=== Challenge ===
Show, in full, each line of the data that contains "number".

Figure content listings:
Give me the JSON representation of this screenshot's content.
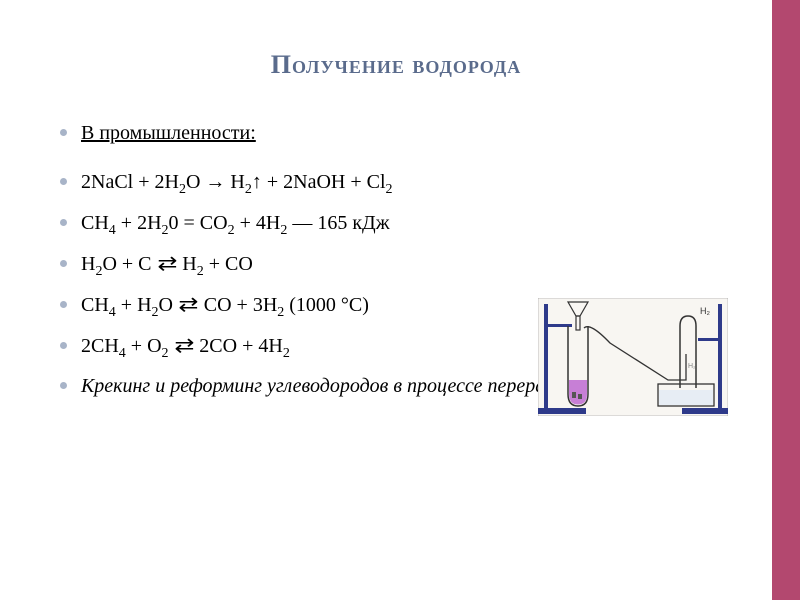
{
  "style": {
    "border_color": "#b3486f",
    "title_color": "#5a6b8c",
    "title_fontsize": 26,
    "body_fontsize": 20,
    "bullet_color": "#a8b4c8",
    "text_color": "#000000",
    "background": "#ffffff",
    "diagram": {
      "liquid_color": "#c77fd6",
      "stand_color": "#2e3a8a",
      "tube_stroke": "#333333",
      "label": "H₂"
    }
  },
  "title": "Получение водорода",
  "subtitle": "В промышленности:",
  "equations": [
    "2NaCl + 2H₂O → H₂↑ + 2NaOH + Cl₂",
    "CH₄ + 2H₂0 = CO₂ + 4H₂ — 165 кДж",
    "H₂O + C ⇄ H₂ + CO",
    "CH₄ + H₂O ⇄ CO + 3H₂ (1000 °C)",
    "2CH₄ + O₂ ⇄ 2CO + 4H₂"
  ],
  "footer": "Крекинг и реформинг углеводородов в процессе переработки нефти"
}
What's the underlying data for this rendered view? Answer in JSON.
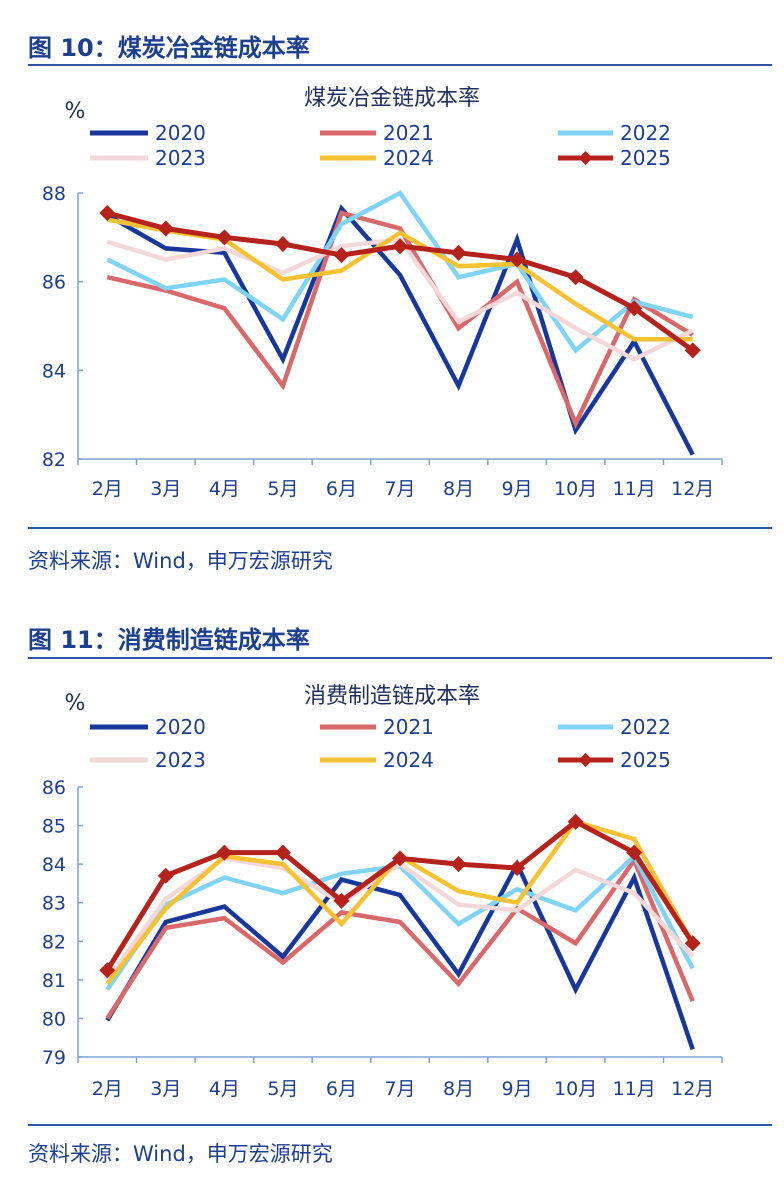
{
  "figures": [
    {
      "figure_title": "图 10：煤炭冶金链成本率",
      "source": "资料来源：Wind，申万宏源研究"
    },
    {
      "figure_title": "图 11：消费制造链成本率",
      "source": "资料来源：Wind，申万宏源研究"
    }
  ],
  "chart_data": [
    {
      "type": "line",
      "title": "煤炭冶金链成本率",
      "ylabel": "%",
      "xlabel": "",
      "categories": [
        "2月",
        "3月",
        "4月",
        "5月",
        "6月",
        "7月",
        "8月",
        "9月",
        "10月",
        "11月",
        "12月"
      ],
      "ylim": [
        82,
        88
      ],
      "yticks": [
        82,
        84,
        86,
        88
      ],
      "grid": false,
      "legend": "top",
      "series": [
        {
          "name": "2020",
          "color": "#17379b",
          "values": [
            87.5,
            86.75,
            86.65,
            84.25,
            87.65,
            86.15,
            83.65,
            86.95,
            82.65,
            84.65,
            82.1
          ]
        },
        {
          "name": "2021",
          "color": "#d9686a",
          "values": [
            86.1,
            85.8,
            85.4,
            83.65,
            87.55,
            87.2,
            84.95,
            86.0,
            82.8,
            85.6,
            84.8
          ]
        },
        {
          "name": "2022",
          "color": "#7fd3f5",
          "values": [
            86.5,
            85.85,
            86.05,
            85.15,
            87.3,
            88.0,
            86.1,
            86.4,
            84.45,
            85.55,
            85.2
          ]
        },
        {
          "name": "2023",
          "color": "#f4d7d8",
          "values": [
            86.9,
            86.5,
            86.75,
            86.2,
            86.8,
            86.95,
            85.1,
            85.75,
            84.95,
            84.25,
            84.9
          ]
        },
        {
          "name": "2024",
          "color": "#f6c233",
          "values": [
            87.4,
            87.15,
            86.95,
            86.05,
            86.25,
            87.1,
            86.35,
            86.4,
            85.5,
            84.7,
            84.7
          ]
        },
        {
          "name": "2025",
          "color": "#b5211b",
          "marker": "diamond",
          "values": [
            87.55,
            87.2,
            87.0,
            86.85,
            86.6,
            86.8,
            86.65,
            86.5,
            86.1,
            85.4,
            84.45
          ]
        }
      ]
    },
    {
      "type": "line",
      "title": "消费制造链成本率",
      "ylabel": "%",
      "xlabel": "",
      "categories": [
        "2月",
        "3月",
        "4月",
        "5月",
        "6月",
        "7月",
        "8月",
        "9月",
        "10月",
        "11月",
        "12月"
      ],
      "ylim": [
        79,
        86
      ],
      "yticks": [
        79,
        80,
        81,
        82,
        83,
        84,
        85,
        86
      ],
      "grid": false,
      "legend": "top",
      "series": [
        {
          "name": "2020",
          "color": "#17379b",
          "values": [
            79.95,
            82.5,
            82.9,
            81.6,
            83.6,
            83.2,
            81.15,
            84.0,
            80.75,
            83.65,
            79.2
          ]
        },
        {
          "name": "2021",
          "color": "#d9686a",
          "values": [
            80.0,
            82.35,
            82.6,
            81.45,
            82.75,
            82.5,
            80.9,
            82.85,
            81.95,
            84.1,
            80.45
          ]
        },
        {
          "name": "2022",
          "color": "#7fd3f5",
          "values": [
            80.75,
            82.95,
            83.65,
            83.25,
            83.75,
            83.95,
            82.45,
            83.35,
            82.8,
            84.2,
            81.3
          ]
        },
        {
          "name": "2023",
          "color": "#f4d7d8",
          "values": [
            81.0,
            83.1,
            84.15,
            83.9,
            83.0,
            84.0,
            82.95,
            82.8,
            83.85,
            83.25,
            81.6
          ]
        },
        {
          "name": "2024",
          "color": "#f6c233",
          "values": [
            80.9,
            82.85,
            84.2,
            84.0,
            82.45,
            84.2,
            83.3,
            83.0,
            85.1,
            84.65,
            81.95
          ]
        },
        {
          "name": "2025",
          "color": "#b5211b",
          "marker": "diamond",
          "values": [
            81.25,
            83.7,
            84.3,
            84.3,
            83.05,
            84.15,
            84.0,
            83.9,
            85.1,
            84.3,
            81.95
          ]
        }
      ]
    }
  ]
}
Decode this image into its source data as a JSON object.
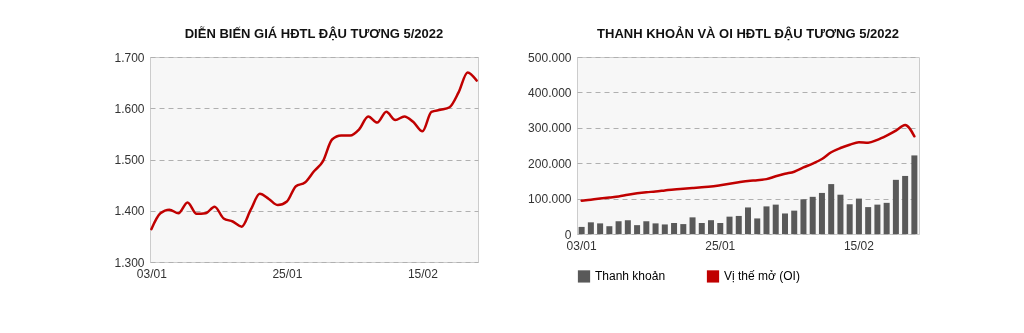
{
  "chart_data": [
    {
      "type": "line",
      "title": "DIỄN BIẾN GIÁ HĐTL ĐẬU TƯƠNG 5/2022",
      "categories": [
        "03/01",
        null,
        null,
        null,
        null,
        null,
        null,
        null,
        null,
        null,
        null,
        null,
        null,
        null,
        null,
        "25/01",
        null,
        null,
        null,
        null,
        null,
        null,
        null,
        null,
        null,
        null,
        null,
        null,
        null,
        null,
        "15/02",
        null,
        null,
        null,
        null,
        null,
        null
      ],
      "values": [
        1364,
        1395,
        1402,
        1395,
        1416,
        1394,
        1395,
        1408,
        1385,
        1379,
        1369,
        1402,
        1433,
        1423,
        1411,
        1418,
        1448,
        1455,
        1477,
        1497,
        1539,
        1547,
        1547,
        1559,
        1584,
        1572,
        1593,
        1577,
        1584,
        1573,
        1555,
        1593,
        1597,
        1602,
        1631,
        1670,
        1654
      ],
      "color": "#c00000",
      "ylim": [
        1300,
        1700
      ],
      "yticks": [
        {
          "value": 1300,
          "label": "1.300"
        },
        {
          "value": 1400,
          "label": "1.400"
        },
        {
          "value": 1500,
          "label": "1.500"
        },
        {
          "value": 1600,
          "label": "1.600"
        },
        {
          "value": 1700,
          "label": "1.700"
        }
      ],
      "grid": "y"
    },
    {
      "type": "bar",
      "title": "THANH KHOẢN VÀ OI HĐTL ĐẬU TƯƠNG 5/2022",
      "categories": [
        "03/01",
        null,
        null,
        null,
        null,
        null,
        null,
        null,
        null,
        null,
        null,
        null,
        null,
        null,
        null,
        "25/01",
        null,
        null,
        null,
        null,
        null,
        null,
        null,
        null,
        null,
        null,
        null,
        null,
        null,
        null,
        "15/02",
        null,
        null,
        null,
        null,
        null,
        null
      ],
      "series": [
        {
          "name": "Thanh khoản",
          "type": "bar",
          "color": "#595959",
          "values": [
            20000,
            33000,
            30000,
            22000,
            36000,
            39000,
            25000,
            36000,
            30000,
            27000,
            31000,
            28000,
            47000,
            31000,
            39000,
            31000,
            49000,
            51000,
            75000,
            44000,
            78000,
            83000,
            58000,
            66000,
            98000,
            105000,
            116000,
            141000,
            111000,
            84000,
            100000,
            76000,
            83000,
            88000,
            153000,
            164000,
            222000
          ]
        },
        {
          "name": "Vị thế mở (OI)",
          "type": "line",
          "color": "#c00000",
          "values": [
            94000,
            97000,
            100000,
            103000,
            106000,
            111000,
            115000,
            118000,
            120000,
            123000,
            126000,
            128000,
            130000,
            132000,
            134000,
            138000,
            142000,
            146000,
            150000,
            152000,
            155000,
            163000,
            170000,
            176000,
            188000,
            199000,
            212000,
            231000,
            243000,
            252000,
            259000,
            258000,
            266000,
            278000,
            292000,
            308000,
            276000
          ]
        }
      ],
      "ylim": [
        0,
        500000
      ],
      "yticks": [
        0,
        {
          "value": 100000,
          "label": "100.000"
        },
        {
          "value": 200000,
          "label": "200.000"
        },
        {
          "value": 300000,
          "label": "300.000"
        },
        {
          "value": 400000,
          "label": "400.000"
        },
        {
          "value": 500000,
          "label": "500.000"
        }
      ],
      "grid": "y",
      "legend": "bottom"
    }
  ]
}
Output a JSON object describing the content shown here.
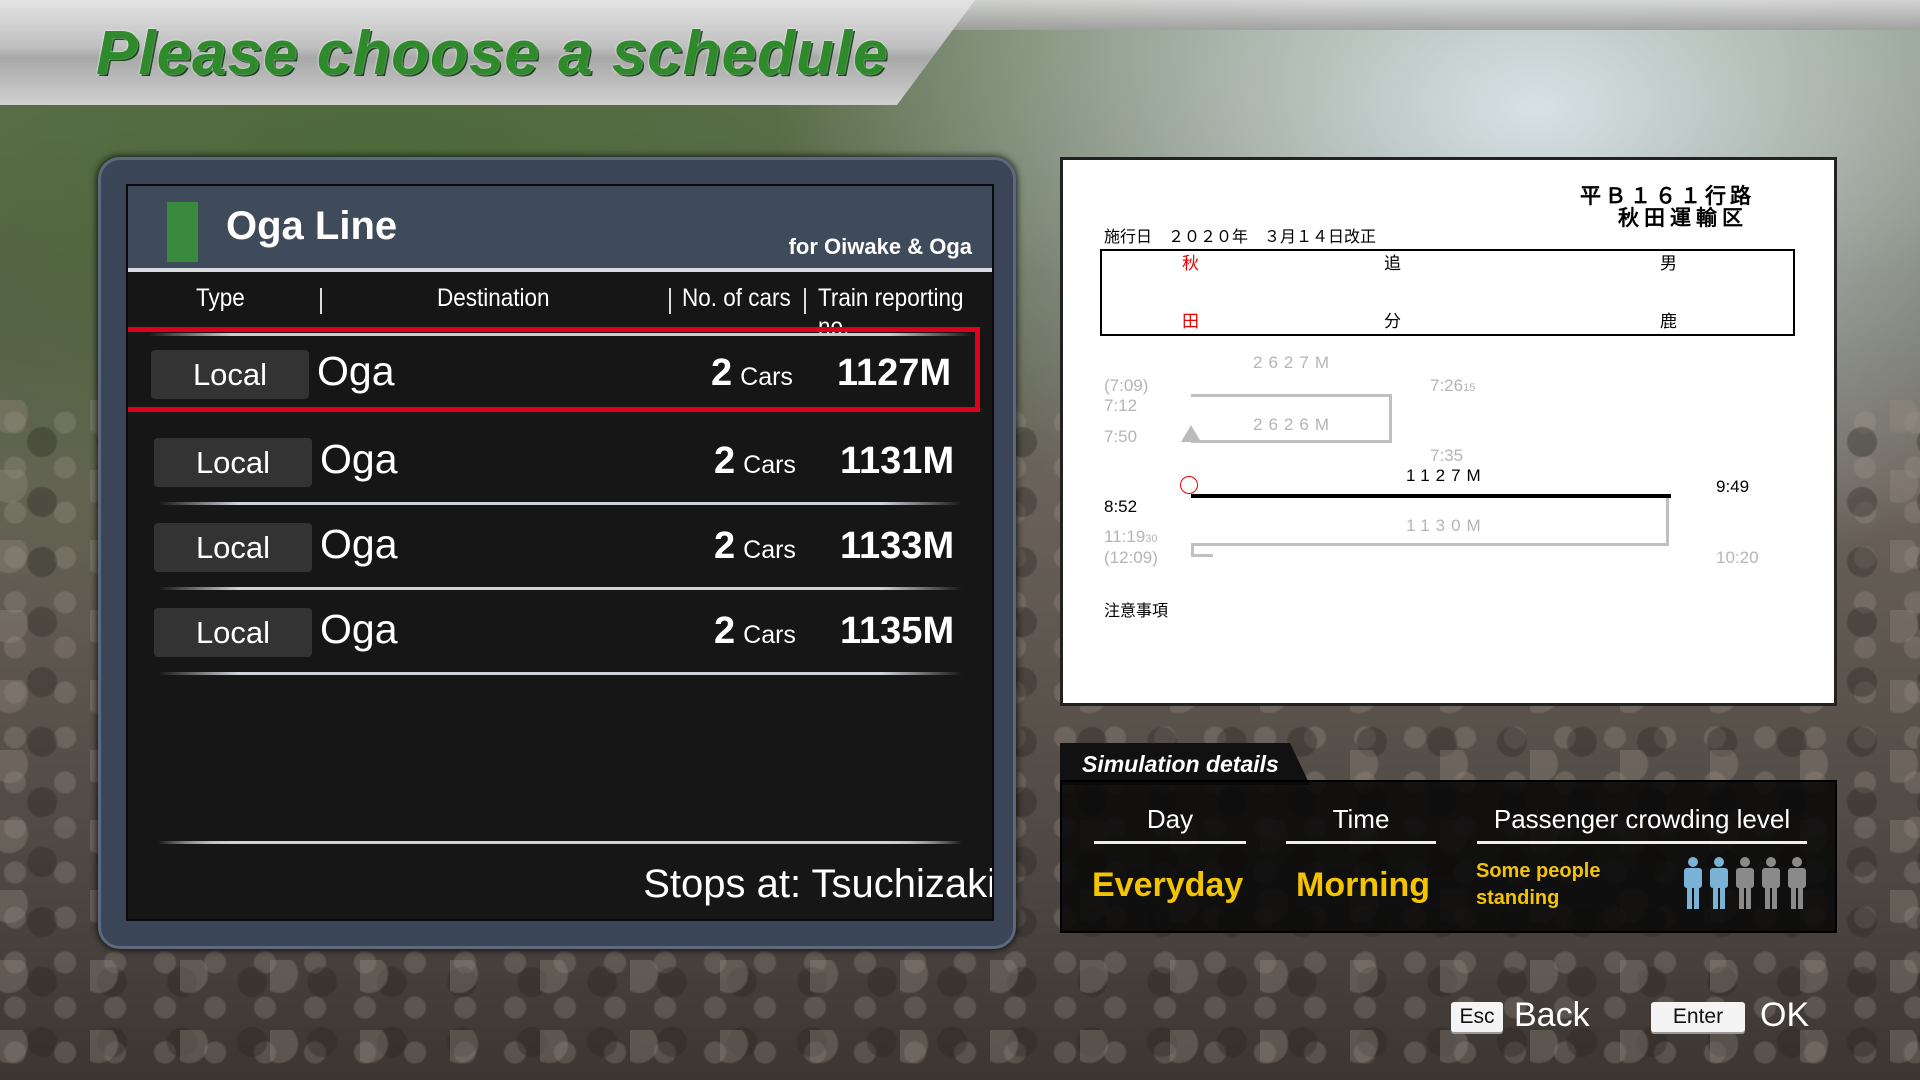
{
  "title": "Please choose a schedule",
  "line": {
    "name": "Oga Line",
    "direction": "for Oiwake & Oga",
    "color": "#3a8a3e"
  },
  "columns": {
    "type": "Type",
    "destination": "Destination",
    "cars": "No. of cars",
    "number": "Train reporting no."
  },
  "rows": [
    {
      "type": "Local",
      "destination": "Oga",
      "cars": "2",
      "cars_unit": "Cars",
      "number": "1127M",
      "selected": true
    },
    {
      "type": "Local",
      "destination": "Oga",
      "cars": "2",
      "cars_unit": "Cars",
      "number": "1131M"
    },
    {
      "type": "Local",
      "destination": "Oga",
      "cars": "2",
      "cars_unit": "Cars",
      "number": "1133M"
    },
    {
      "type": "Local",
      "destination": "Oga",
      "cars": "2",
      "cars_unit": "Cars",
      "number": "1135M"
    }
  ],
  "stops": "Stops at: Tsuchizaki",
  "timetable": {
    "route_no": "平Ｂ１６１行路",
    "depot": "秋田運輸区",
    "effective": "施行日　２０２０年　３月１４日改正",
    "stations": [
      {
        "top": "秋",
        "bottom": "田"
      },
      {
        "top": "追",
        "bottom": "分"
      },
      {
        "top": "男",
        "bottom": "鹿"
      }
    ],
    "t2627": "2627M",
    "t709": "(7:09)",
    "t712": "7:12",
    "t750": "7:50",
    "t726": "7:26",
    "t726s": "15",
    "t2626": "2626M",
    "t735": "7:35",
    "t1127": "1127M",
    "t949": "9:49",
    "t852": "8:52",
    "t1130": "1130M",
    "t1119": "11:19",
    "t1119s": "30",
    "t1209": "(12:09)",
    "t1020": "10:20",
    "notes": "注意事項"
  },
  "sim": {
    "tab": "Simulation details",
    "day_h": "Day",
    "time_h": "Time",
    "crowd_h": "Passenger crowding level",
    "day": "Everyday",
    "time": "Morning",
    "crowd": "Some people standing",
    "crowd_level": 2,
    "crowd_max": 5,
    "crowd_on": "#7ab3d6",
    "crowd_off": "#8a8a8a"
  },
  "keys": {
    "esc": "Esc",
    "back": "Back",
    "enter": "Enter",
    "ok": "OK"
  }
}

=== Exercise response ===
    "number": "Train reporting no."
      "number": "1127M",
      "number": "1131M"
      "number": "1133M"
      "number": "1135M"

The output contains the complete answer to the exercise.